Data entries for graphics
********
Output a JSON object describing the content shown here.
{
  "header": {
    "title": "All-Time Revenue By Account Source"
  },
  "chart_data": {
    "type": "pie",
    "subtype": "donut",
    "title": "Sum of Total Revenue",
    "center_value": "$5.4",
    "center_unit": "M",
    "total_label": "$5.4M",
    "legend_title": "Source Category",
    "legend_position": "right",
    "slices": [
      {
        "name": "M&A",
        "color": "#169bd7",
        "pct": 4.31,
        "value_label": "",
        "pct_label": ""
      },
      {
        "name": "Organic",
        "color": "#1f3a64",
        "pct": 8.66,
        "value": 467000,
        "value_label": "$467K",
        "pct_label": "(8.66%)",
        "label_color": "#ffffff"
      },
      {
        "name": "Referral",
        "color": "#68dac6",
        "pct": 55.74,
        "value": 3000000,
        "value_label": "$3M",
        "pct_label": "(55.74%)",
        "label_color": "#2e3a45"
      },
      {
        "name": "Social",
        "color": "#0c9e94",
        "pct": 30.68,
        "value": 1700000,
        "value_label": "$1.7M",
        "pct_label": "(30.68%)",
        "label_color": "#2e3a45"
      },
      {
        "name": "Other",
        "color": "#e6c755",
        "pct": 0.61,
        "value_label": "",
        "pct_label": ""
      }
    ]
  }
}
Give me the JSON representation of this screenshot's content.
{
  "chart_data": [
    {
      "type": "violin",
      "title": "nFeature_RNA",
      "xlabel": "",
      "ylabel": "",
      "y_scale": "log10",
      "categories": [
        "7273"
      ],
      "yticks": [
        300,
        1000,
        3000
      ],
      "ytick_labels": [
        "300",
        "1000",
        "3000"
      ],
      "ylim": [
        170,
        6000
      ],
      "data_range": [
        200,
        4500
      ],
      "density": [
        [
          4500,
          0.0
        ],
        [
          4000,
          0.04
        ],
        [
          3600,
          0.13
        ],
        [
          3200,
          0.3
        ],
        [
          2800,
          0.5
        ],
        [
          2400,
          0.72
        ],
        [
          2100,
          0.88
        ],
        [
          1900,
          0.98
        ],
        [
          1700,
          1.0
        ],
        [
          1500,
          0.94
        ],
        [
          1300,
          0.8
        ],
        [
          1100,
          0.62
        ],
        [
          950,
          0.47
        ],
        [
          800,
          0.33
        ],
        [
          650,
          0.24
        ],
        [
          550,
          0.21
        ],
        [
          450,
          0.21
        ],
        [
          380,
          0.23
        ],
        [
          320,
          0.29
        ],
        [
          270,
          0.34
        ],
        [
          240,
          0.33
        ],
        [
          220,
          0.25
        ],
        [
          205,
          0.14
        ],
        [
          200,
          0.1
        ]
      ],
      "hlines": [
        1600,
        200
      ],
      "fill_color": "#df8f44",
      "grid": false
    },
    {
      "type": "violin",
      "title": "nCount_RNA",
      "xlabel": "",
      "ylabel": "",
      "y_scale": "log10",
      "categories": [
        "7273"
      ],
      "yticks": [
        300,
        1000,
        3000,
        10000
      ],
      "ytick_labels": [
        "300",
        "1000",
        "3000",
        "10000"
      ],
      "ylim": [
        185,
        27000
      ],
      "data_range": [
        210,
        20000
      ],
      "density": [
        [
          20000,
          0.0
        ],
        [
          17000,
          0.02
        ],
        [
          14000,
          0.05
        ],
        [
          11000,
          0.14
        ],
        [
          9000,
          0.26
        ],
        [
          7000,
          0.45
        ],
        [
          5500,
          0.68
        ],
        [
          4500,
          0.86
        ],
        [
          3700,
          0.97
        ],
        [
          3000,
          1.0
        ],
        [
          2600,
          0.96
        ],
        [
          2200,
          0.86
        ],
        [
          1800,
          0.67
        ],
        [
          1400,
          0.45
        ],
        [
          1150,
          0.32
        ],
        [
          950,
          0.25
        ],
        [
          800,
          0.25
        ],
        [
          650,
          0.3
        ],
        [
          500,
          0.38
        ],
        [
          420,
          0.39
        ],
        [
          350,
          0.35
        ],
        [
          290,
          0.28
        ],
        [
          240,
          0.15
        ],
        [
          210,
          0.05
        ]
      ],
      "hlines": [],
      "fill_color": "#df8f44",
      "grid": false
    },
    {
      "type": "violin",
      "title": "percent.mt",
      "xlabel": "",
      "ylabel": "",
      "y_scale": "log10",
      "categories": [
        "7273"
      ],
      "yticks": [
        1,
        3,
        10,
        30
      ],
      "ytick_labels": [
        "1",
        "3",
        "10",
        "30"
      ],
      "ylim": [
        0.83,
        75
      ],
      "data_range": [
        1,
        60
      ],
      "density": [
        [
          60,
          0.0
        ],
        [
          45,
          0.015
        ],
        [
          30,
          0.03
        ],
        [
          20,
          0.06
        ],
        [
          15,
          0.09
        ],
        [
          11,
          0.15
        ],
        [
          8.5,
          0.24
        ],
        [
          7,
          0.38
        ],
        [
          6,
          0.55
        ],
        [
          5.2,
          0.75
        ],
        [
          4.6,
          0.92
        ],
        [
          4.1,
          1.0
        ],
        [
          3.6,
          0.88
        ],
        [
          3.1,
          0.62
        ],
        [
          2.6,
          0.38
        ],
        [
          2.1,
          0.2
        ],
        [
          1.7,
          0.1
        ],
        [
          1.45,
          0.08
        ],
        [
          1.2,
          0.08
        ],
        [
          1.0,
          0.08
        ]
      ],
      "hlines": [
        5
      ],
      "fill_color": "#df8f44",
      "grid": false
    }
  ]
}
********
▶ _The exercise_
Your task is to gather every line with the word "name" and copy it.

▶ _Result_
        "name": "M&A",
        "name": "Organic",
        "name": "Referral",
        "name": "Social",
        "name": "Other",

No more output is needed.